== Data records
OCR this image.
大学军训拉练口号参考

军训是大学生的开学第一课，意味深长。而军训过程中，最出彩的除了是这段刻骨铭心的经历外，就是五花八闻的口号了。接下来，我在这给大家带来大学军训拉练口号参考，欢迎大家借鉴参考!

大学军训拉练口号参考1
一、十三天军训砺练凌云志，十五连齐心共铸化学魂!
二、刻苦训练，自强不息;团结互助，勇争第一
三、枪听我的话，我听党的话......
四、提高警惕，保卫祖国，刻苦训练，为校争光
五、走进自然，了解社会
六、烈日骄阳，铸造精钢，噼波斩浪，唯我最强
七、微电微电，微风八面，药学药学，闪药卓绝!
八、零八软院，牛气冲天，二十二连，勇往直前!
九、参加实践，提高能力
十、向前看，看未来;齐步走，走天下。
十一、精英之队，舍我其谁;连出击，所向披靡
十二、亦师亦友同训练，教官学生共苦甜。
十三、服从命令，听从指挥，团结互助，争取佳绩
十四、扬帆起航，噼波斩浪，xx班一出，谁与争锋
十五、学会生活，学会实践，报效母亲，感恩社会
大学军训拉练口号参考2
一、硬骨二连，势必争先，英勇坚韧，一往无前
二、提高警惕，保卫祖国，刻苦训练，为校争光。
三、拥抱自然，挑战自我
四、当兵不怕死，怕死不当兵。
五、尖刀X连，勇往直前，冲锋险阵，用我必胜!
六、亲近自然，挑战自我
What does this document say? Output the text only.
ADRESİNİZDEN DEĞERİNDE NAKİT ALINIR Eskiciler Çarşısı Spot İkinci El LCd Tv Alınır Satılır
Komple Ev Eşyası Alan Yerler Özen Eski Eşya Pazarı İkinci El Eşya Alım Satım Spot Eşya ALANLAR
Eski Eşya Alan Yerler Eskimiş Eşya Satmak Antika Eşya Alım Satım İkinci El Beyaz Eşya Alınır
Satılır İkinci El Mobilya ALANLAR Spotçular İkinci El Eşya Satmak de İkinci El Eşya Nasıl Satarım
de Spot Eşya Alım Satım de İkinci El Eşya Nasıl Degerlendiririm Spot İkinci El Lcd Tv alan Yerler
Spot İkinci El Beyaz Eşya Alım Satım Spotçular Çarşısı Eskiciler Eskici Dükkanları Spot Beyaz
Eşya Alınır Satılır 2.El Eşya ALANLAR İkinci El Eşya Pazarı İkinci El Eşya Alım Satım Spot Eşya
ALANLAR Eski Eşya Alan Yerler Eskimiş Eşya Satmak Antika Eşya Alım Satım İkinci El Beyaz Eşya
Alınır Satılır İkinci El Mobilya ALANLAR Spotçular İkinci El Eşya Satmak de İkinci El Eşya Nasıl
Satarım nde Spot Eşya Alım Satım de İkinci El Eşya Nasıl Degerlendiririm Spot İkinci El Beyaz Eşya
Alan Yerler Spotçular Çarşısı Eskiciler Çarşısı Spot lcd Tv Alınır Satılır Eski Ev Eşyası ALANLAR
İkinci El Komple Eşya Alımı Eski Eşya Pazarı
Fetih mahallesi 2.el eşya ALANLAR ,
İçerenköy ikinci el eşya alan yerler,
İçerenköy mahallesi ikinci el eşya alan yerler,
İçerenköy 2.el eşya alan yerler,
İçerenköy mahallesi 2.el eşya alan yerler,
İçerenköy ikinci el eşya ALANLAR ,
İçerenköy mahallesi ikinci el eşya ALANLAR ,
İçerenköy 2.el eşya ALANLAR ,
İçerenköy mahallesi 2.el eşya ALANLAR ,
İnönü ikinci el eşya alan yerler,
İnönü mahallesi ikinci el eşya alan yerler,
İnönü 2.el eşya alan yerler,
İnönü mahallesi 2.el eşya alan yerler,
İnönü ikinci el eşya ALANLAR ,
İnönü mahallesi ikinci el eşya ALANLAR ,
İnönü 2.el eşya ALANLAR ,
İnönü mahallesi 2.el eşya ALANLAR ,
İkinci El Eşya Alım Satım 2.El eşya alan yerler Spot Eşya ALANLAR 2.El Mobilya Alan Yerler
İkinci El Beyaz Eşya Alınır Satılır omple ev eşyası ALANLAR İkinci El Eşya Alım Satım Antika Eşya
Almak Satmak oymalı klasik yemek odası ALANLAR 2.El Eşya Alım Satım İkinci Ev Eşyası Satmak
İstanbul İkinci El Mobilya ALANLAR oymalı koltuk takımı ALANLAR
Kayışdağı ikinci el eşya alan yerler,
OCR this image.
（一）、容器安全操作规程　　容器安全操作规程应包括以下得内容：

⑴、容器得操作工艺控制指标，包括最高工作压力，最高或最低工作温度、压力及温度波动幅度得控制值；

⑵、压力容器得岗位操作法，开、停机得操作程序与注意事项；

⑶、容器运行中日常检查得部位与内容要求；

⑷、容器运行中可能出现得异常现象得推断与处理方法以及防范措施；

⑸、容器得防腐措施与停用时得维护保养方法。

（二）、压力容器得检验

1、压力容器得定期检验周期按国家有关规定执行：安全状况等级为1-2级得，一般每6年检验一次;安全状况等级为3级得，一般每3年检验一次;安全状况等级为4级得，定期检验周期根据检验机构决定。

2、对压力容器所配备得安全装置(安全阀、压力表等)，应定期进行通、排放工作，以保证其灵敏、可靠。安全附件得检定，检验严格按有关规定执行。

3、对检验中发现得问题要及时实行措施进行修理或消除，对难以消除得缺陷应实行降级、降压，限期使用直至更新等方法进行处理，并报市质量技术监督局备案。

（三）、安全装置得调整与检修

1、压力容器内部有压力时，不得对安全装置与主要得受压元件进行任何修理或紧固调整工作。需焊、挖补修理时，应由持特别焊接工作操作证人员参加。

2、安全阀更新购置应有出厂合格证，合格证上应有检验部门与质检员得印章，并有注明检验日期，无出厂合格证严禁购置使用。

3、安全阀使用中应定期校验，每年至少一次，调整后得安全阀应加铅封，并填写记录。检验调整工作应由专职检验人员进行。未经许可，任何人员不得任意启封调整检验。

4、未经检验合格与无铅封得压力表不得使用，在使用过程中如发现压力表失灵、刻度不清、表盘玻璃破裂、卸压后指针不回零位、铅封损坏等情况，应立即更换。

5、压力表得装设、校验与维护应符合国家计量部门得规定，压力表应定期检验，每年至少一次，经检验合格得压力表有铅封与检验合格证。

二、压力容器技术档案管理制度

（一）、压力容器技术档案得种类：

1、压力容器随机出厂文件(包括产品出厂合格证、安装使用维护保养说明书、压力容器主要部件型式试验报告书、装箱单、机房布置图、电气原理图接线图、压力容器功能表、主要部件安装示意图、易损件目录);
====
▶ Exercise objective
Take the entries above and transcribe them in full.

▶ Written solution
OCR this image.
大学军训拉练口号参考

军训是大学生的开学第一课，意味深长。而军训过程中，最出彩的除了是这段刻骨铭心的经历外，就是五花八闻的口号了。接下来，我在这给大家带来大学军训拉练口号参考，欢迎大家借鉴参考!

大学军训拉练口号参考1
一、十三天军训砺练凌云志，十五连齐心共铸化学魂!
二、刻苦训练，自强不息;团结互助，勇争第一
三、枪听我的话，我听党的话......
四、提高警惕，保卫祖国，刻苦训练，为校争光
五、走进自然，了解社会
六、烈日骄阳，铸造精钢，噼波斩浪，唯我最强
七、微电微电，微风八面，药学药学，闪药卓绝!
八、零八软院，牛气冲天，二十二连，勇往直前!
九、参加实践，提高能力
十、向前看，看未来;齐步走，走天下。
十一、精英之队，舍我其谁;连出击，所向披靡
十二、亦师亦友同训练，教官学生共苦甜。
十三、服从命令，听从指挥，团结互助，争取佳绩
十四、扬帆起航，噼波斩浪，xx班一出，谁与争锋
十五、学会生活，学会实践，报效母亲，感恩社会
大学军训拉练口号参考2
一、硬骨二连，势必争先，英勇坚韧，一往无前
二、提高警惕，保卫祖国，刻苦训练，为校争光。
三、拥抱自然，挑战自我
四、当兵不怕死，怕死不当兵。
五、尖刀X连，勇往直前，冲锋险阵，用我必胜!
六、亲近自然，挑战自我
What does this document say? Output the text only.
ADRESİNİZDEN DEĞERİNDE NAKİT ALINIR Eskiciler Çarşısı Spot İkinci El LCd Tv Alınır Satılır
Komple Ev Eşyası Alan Yerler Özen Eski Eşya Pazarı İkinci El Eşya Alım Satım Spot Eşya ALANLAR
Eski Eşya Alan Yerler Eskimiş Eşya Satmak Antika Eşya Alım Satım İkinci El Beyaz Eşya Alınır
Satılır İkinci El Mobilya ALANLAR Spotçular İkinci El Eşya Satmak de İkinci El Eşya Nasıl Satarım
de Spot Eşya Alım Satım de İkinci El Eşya Nasıl Degerlendiririm Spot İkinci El Lcd Tv alan Yerler
Spot İkinci El Beyaz Eşya Alım Satım Spotçular Çarşısı Eskiciler Eskici Dükkanları Spot Beyaz
Eşya Alınır Satılır 2.El Eşya ALANLAR İkinci El Eşya Pazarı İkinci El Eşya Alım Satım Spot Eşya
ALANLAR Eski Eşya Alan Yerler Eskimiş Eşya Satmak Antika Eşya Alım Satım İkinci El Beyaz Eşya
Alınır Satılır İkinci El Mobilya ALANLAR Spotçular İkinci El Eşya Satmak de İkinci El Eşya Nasıl
Satarım nde Spot Eşya Alım Satım de İkinci El Eşya Nasıl Degerlendiririm Spot İkinci El Beyaz Eşya
Alan Yerler Spotçular Çarşısı Eskiciler Çarşısı Spot lcd Tv Alınır Satılır Eski Ev Eşyası ALANLAR
İkinci El Komple Eşya Alımı Eski Eşya Pazarı
Fetih mahallesi 2.el eşya ALANLAR ,
İçerenköy ikinci el eşya alan yerler,
İçerenköy mahallesi ikinci el eşya alan yerler,
İçerenköy 2.el eşya alan yerler,
İçerenköy mahallesi 2.el eşya alan yerler,
İçerenköy ikinci el eşya ALANLAR ,
İçerenköy mahallesi ikinci el eşya ALANLAR ,
İçerenköy 2.el eşya ALANLAR ,
İçerenköy mahallesi 2.el eşya ALANLAR ,
İnönü ikinci el eşya alan yerler,
İnönü mahallesi ikinci el eşya alan yerler,
İnönü 2.el eşya alan yerler,
İnönü mahallesi 2.el eşya alan yerler,
İnönü ikinci el eşya ALANLAR ,
İnönü mahallesi ikinci el eşya ALANLAR ,
İnönü 2.el eşya ALANLAR ,
İnönü mahallesi 2.el eşya ALANLAR ,
İkinci El Eşya Alım Satım 2.El eşya alan yerler Spot Eşya ALANLAR 2.El Mobilya Alan Yerler
İkinci El Beyaz Eşya Alınır Satılır omple ev eşyası ALANLAR İkinci El Eşya Alım Satım Antika Eşya
Almak Satmak oymalı klasik yemek odası ALANLAR 2.El Eşya Alım Satım İkinci Ev Eşyası Satmak
İstanbul İkinci El Mobilya ALANLAR oymalı koltuk takımı ALANLAR
Kayışdağı ikinci el eşya alan yerler,
OCR this image.
（一）、容器安全操作规程　　容器安全操作规程应包括以下得内容：

⑴、容器得操作工艺控制指标，包括最高工作压力，最高或最低工作温度、压力及温度波动幅度得控制值；

⑵、压力容器得岗位操作法，开、停机得操作程序与注意事项；

⑶、容器运行中日常检查得部位与内容要求；

⑷、容器运行中可能出现得异常现象得推断与处理方法以及防范措施；

⑸、容器得防腐措施与停用时得维护保养方法。

（二）、压力容器得检验

1、压力容器得定期检验周期按国家有关规定执行：安全状况等级为1-2级得，一般每6年检验一次;安全状况等级为3级得，一般每3年检验一次;安全状况等级为4级得，定期检验周期根据检验机构决定。

2、对压力容器所配备得安全装置(安全阀、压力表等)，应定期进行通、排放工作，以保证其灵敏、可靠。安全附件得检定，检验严格按有关规定执行。

3、对检验中发现得问题要及时实行措施进行修理或消除，对难以消除得缺陷应实行降级、降压，限期使用直至更新等方法进行处理，并报市质量技术监督局备案。

（三）、安全装置得调整与检修

1、压力容器内部有压力时，不得对安全装置与主要得受压元件进行任何修理或紧固调整工作。需焊、挖补修理时，应由持特别焊接工作操作证人员参加。

2、安全阀更新购置应有出厂合格证，合格证上应有检验部门与质检员得印章，并有注明检验日期，无出厂合格证严禁购置使用。

3、安全阀使用中应定期校验，每年至少一次，调整后得安全阀应加铅封，并填写记录。检验调整工作应由专职检验人员进行。未经许可，任何人员不得任意启封调整检验。

4、未经检验合格与无铅封得压力表不得使用，在使用过程中如发现压力表失灵、刻度不清、表盘玻璃破裂、卸压后指针不回零位、铅封损坏等情况，应立即更换。

5、压力表得装设、校验与维护应符合国家计量部门得规定，压力表应定期检验，每年至少一次，经检验合格得压力表有铅封与检验合格证。

二、压力容器技术档案管理制度

（一）、压力容器技术档案得种类：

1、压力容器随机出厂文件(包括产品出厂合格证、安装使用维护保养说明书、压力容器主要部件型式试验报告书、装箱单、机房布置图、电气原理图接线图、压力容器功能表、主要部件安装示意图、易损件目录);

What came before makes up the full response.